* [Data supplied]:
#####
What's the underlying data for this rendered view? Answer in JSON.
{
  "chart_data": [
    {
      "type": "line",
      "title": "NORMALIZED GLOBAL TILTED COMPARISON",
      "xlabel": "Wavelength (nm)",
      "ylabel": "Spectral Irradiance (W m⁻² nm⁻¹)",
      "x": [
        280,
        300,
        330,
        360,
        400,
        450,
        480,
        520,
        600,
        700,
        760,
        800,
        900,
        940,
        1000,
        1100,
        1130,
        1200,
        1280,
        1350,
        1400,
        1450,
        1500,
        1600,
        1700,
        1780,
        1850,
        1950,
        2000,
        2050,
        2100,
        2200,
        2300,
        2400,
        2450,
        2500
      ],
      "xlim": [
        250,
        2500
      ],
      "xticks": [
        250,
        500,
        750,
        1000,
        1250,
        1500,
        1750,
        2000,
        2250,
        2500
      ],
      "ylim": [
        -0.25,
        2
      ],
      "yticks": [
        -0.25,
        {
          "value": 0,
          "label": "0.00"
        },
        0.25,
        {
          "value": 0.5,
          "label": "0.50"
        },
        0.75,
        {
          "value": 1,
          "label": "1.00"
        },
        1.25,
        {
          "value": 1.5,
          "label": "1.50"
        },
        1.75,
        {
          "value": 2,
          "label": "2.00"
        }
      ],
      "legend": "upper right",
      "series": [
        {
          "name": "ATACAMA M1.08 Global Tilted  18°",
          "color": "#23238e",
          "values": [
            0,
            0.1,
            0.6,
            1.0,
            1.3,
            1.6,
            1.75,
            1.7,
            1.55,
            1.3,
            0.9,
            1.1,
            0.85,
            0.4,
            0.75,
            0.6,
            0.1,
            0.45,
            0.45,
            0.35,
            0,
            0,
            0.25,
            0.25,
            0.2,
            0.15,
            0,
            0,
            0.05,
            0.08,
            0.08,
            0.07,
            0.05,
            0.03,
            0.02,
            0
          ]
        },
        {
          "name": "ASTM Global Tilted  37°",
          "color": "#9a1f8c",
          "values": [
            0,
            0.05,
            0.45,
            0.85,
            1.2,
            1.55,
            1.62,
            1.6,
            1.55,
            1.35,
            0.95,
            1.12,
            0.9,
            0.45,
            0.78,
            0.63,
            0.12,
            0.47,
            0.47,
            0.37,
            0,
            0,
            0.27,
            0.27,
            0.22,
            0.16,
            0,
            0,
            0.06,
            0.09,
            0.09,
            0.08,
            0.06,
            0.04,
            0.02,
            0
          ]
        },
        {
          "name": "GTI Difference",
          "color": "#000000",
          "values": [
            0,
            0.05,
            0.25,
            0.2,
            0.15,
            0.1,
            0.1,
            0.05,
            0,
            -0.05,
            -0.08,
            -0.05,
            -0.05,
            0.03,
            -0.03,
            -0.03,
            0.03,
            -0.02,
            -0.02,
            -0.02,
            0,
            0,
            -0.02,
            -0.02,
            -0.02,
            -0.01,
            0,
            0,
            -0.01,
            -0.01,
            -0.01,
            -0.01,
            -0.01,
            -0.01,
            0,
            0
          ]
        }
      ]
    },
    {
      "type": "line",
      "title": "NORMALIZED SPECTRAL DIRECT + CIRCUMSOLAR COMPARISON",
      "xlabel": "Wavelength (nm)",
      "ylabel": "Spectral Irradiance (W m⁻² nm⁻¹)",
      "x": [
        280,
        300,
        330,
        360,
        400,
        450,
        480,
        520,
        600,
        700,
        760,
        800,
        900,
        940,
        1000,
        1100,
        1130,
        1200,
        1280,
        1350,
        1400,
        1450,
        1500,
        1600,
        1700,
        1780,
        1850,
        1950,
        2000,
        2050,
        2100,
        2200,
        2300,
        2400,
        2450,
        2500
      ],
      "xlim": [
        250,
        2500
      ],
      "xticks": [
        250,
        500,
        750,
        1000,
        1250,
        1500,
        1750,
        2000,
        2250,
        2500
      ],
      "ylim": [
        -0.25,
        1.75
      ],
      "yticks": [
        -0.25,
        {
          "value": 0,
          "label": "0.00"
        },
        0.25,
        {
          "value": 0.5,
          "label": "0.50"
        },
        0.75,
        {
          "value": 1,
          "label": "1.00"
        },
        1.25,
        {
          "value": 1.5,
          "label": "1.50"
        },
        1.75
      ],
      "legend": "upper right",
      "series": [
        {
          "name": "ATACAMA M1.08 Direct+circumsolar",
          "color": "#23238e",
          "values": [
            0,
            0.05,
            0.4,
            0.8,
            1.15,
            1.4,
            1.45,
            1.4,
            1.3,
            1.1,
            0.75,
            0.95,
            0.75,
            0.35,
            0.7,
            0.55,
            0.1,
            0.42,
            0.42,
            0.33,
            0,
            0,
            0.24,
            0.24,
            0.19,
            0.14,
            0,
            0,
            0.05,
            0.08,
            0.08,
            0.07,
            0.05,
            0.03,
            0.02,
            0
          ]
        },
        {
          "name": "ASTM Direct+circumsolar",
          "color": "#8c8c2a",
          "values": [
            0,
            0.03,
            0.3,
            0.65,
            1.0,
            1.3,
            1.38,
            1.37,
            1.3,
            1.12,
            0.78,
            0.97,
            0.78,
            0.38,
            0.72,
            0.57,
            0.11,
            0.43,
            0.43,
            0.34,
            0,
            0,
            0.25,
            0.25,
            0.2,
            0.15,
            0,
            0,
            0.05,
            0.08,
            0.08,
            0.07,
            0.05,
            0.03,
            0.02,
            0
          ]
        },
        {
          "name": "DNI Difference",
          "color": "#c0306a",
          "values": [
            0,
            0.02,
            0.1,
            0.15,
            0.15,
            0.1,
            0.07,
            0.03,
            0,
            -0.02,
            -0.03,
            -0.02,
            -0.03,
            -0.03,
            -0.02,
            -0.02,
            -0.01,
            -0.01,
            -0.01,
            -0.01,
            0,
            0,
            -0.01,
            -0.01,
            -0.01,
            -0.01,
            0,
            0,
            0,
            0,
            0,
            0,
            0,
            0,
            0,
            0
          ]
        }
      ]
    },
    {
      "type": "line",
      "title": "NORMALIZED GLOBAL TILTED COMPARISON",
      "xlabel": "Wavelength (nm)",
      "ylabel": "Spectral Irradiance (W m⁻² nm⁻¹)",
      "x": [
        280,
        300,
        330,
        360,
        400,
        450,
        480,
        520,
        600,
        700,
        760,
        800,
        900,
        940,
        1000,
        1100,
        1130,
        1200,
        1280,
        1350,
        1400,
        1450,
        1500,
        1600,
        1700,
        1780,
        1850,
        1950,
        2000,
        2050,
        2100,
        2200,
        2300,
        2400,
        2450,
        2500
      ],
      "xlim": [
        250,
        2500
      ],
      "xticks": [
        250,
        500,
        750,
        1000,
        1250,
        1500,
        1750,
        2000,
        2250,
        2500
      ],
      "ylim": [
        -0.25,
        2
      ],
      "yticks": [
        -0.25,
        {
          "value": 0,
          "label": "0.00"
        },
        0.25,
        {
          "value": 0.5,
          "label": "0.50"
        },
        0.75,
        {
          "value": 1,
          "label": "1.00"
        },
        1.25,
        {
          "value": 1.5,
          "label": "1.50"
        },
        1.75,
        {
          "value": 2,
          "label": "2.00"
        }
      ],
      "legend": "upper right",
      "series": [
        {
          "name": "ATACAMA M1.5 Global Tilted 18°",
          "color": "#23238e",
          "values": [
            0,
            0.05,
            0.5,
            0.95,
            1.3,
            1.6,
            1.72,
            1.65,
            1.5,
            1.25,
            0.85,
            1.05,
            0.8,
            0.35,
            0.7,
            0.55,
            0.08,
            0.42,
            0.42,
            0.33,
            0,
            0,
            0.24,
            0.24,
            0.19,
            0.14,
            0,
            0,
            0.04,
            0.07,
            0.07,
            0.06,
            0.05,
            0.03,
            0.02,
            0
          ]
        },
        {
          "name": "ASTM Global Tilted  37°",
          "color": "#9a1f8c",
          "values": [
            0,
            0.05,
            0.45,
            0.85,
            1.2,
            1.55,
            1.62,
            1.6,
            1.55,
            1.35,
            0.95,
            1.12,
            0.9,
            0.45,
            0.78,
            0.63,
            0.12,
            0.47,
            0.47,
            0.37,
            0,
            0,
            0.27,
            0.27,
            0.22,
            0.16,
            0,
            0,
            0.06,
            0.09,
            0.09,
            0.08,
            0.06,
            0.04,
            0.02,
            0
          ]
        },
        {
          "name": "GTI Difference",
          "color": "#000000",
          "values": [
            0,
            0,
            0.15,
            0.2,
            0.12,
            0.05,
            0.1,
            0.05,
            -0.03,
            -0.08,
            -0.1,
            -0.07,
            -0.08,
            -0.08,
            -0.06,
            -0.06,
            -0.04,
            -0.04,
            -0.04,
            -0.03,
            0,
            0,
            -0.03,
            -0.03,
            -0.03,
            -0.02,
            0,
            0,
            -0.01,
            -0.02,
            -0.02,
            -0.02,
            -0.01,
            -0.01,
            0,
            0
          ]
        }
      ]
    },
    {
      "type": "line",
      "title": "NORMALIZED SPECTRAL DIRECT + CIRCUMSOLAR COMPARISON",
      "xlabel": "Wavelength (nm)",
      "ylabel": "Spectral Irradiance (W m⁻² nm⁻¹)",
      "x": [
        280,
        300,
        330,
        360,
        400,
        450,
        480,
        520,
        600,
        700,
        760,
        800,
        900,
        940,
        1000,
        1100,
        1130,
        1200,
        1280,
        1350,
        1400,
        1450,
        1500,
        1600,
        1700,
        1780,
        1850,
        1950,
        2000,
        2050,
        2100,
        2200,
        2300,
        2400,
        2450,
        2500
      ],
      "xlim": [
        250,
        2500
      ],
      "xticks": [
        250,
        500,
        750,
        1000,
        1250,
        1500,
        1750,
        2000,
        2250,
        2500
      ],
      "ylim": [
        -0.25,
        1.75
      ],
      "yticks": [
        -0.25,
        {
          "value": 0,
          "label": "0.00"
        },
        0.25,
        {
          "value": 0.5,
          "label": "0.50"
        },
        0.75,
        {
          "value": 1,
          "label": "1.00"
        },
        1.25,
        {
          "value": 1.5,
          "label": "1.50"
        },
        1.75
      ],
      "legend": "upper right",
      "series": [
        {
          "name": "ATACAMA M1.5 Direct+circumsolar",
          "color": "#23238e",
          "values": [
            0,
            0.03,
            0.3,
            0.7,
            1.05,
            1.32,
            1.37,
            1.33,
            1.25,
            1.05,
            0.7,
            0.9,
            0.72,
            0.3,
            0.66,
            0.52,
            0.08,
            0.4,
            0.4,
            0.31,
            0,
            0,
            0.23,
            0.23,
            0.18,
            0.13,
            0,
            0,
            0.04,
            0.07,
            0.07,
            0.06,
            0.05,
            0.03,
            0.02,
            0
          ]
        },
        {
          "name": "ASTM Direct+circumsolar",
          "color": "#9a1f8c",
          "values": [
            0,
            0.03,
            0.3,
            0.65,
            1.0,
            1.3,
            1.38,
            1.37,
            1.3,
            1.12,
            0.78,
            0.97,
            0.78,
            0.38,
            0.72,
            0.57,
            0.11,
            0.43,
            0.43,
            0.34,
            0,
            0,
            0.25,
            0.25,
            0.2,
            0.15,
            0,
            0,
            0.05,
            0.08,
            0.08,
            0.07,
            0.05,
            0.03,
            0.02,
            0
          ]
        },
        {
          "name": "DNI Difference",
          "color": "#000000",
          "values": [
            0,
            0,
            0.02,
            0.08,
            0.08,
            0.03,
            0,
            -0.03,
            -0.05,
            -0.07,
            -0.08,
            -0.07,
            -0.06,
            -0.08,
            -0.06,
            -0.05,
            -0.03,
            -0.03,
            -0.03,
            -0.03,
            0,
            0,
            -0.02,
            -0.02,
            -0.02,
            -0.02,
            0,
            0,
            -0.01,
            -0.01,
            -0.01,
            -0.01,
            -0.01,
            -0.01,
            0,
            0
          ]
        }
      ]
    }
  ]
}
#####
* [Stated problem]: Show the lines of the material that contain the word "ATACAMA".

* [Solution to this exercise]:
          "name": "ATACAMA M1.08 Global Tilted  18°",
          "name": "ATACAMA M1.08 Direct+circumsolar",
          "name": "ATACAMA M1.5 Global Tilted 18°",
          "name": "ATACAMA M1.5 Direct+circumsolar",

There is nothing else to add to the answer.